Task statement: Set down each line of the data below exactly as it stands, dropping the pictures.

Data for the task:
☆ ☆ ☆

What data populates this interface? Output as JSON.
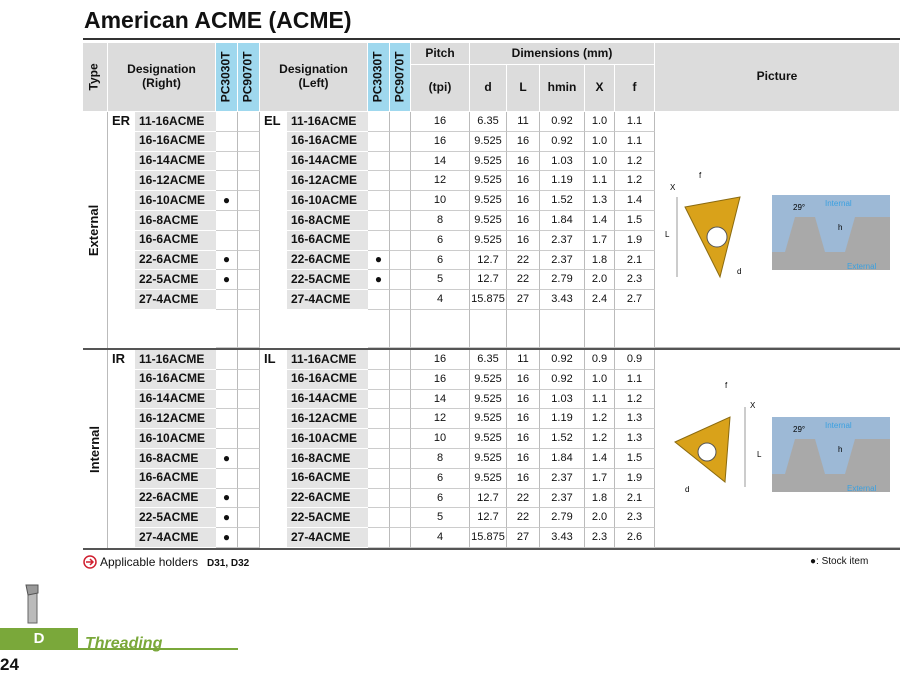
{
  "header": {
    "title": "American ACME (ACME)"
  },
  "table": {
    "headers": {
      "type": "Type",
      "right": "Designation (Right)",
      "left": "Designation (Left)",
      "pc1": "PC3030T",
      "pc2": "PC9070T",
      "pitch": "Pitch",
      "tpi": "(tpi)",
      "dimensions": "Dimensions (mm)",
      "d": "d",
      "L": "L",
      "hmin": "hmin",
      "X": "X",
      "f": "f",
      "picture": "Picture"
    },
    "sections": [
      {
        "type": "External",
        "right_label": "ER",
        "left_label": "EL",
        "rows": [
          {
            "right": "11-16ACME",
            "left": "11-16ACME",
            "vals": [
              "16",
              "6.35",
              "11",
              "0.92",
              "1.0",
              "1.1"
            ]
          },
          {
            "right": "16-16ACME",
            "left": "16-16ACME",
            "vals": [
              "16",
              "9.525",
              "16",
              "0.92",
              "1.0",
              "1.1"
            ]
          },
          {
            "right": "16-14ACME",
            "left": "16-14ACME",
            "vals": [
              "14",
              "9.525",
              "16",
              "1.03",
              "1.0",
              "1.2"
            ]
          },
          {
            "right": "16-12ACME",
            "left": "16-12ACME",
            "vals": [
              "12",
              "9.525",
              "16",
              "1.19",
              "1.1",
              "1.2"
            ]
          },
          {
            "right": "16-10ACME",
            "left": "16-10ACME",
            "right_stock": "●",
            "vals": [
              "10",
              "9.525",
              "16",
              "1.52",
              "1.3",
              "1.4"
            ]
          },
          {
            "right": "16-8ACME",
            "left": "16-8ACME",
            "vals": [
              "8",
              "9.525",
              "16",
              "1.84",
              "1.4",
              "1.5"
            ]
          },
          {
            "right": "16-6ACME",
            "left": "16-6ACME",
            "vals": [
              "6",
              "9.525",
              "16",
              "2.37",
              "1.7",
              "1.9"
            ]
          },
          {
            "right": "22-6ACME",
            "left": "22-6ACME",
            "right_stock": "●",
            "left_stock": "●",
            "vals": [
              "6",
              "12.7",
              "22",
              "2.37",
              "1.8",
              "2.1"
            ]
          },
          {
            "right": "22-5ACME",
            "left": "22-5ACME",
            "right_stock": "●",
            "left_stock": "●",
            "vals": [
              "5",
              "12.7",
              "22",
              "2.79",
              "2.0",
              "2.3"
            ]
          },
          {
            "right": "27-4ACME",
            "left": "27-4ACME",
            "vals": [
              "4",
              "15.875",
              "27",
              "3.43",
              "2.4",
              "2.7"
            ]
          }
        ]
      },
      {
        "type": "Internal",
        "right_label": "IR",
        "left_label": "IL",
        "rows": [
          {
            "right": "11-16ACME",
            "left": "11-16ACME",
            "vals": [
              "16",
              "6.35",
              "11",
              "0.92",
              "0.9",
              "0.9"
            ]
          },
          {
            "right": "16-16ACME",
            "left": "16-16ACME",
            "vals": [
              "16",
              "9.525",
              "16",
              "0.92",
              "1.0",
              "1.1"
            ]
          },
          {
            "right": "16-14ACME",
            "left": "16-14ACME",
            "vals": [
              "14",
              "9.525",
              "16",
              "1.03",
              "1.1",
              "1.2"
            ]
          },
          {
            "right": "16-12ACME",
            "left": "16-12ACME",
            "vals": [
              "12",
              "9.525",
              "16",
              "1.19",
              "1.2",
              "1.3"
            ]
          },
          {
            "right": "16-10ACME",
            "left": "16-10ACME",
            "vals": [
              "10",
              "9.525",
              "16",
              "1.52",
              "1.2",
              "1.3"
            ]
          },
          {
            "right": "16-8ACME",
            "left": "16-8ACME",
            "right_stock": "●",
            "vals": [
              "8",
              "9.525",
              "16",
              "1.84",
              "1.4",
              "1.5"
            ]
          },
          {
            "right": "16-6ACME",
            "left": "16-6ACME",
            "vals": [
              "6",
              "9.525",
              "16",
              "2.37",
              "1.7",
              "1.9"
            ]
          },
          {
            "right": "22-6ACME",
            "left": "22-6ACME",
            "right_stock": "●",
            "vals": [
              "6",
              "12.7",
              "22",
              "2.37",
              "1.8",
              "2.1"
            ]
          },
          {
            "right": "22-5ACME",
            "left": "22-5ACME",
            "right_stock": "●",
            "vals": [
              "5",
              "12.7",
              "22",
              "2.79",
              "2.0",
              "2.3"
            ]
          },
          {
            "right": "27-4ACME",
            "left": "27-4ACME",
            "right_stock": "●",
            "vals": [
              "4",
              "15.875",
              "27",
              "3.43",
              "2.3",
              "2.6"
            ]
          }
        ]
      }
    ]
  },
  "pictures": [
    {
      "x": "X",
      "f": "f",
      "L": "L",
      "d": "d",
      "angle": "29°",
      "internal": "Internal",
      "h": "h",
      "external": "External"
    },
    {
      "x": "X",
      "f": "f",
      "L": "L",
      "d": "d",
      "angle": "29°",
      "internal": "Internal",
      "h": "h",
      "external": "External"
    }
  ],
  "footer": {
    "holders": "Applicable holders",
    "holder_codes": "D31, D32",
    "stock_note": "●: Stock item"
  },
  "side": {
    "tab": "D",
    "chapter": "Threading",
    "page": "24"
  }
}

☆ ☆ ☆

Solution for this exercise:
What data populates this interface? Output as JSON.
{
  "header": {
    "title": "American ACME (ACME)"
  },
  "table": {
    "headers": {
      "type": "Type",
      "right": "Designation (Right)",
      "left": "Designation (Left)",
      "pc1": "PC3030T",
      "pc2": "PC9070T",
      "pitch": "Pitch",
      "tpi": "(tpi)",
      "dimensions": "Dimensions (mm)",
      "d": "d",
      "L": "L",
      "hmin": "hmin",
      "X": "X",
      "f": "f",
      "picture": "Picture"
    },
    "sections": [
      {
        "type": "External",
        "right_label": "ER",
        "left_label": "EL",
        "rows": [
          {
            "right": "11-16ACME",
            "left": "11-16ACME",
            "vals": [
              "16",
              "6.35",
              "11",
              "0.92",
              "1.0",
              "1.1"
            ]
          },
          {
            "right": "16-16ACME",
            "left": "16-16ACME",
            "vals": [
              "16",
              "9.525",
              "16",
              "0.92",
              "1.0",
              "1.1"
            ]
          },
          {
            "right": "16-14ACME",
            "left": "16-14ACME",
            "vals": [
              "14",
              "9.525",
              "16",
              "1.03",
              "1.0",
              "1.2"
            ]
          },
          {
            "right": "16-12ACME",
            "left": "16-12ACME",
            "vals": [
              "12",
              "9.525",
              "16",
              "1.19",
              "1.1",
              "1.2"
            ]
          },
          {
            "right": "16-10ACME",
            "left": "16-10ACME",
            "right_stock": "●",
            "vals": [
              "10",
              "9.525",
              "16",
              "1.52",
              "1.3",
              "1.4"
            ]
          },
          {
            "right": "16-8ACME",
            "left": "16-8ACME",
            "vals": [
              "8",
              "9.525",
              "16",
              "1.84",
              "1.4",
              "1.5"
            ]
          },
          {
            "right": "16-6ACME",
            "left": "16-6ACME",
            "vals": [
              "6",
              "9.525",
              "16",
              "2.37",
              "1.7",
              "1.9"
            ]
          },
          {
            "right": "22-6ACME",
            "left": "22-6ACME",
            "right_stock": "●",
            "left_stock": "●",
            "vals": [
              "6",
              "12.7",
              "22",
              "2.37",
              "1.8",
              "2.1"
            ]
          },
          {
            "right": "22-5ACME",
            "left": "22-5ACME",
            "right_stock": "●",
            "left_stock": "●",
            "vals": [
              "5",
              "12.7",
              "22",
              "2.79",
              "2.0",
              "2.3"
            ]
          },
          {
            "right": "27-4ACME",
            "left": "27-4ACME",
            "vals": [
              "4",
              "15.875",
              "27",
              "3.43",
              "2.4",
              "2.7"
            ]
          }
        ]
      },
      {
        "type": "Internal",
        "right_label": "IR",
        "left_label": "IL",
        "rows": [
          {
            "right": "11-16ACME",
            "left": "11-16ACME",
            "vals": [
              "16",
              "6.35",
              "11",
              "0.92",
              "0.9",
              "0.9"
            ]
          },
          {
            "right": "16-16ACME",
            "left": "16-16ACME",
            "vals": [
              "16",
              "9.525",
              "16",
              "0.92",
              "1.0",
              "1.1"
            ]
          },
          {
            "right": "16-14ACME",
            "left": "16-14ACME",
            "vals": [
              "14",
              "9.525",
              "16",
              "1.03",
              "1.1",
              "1.2"
            ]
          },
          {
            "right": "16-12ACME",
            "left": "16-12ACME",
            "vals": [
              "12",
              "9.525",
              "16",
              "1.19",
              "1.2",
              "1.3"
            ]
          },
          {
            "right": "16-10ACME",
            "left": "16-10ACME",
            "vals": [
              "10",
              "9.525",
              "16",
              "1.52",
              "1.2",
              "1.3"
            ]
          },
          {
            "right": "16-8ACME",
            "left": "16-8ACME",
            "right_stock": "●",
            "vals": [
              "8",
              "9.525",
              "16",
              "1.84",
              "1.4",
              "1.5"
            ]
          },
          {
            "right": "16-6ACME",
            "left": "16-6ACME",
            "vals": [
              "6",
              "9.525",
              "16",
              "2.37",
              "1.7",
              "1.9"
            ]
          },
          {
            "right": "22-6ACME",
            "left": "22-6ACME",
            "right_stock": "●",
            "vals": [
              "6",
              "12.7",
              "22",
              "2.37",
              "1.8",
              "2.1"
            ]
          },
          {
            "right": "22-5ACME",
            "left": "22-5ACME",
            "right_stock": "●",
            "vals": [
              "5",
              "12.7",
              "22",
              "2.79",
              "2.0",
              "2.3"
            ]
          },
          {
            "right": "27-4ACME",
            "left": "27-4ACME",
            "right_stock": "●",
            "vals": [
              "4",
              "15.875",
              "27",
              "3.43",
              "2.3",
              "2.6"
            ]
          }
        ]
      }
    ]
  },
  "pictures": [
    {
      "x": "X",
      "f": "f",
      "L": "L",
      "d": "d",
      "angle": "29°",
      "internal": "Internal",
      "h": "h",
      "external": "External"
    },
    {
      "x": "X",
      "f": "f",
      "L": "L",
      "d": "d",
      "angle": "29°",
      "internal": "Internal",
      "h": "h",
      "external": "External"
    }
  ],
  "footer": {
    "holders": "Applicable holders",
    "holder_codes": "D31, D32",
    "stock_note": "●: Stock item"
  },
  "side": {
    "tab": "D",
    "chapter": "Threading",
    "page": "24"
  }
}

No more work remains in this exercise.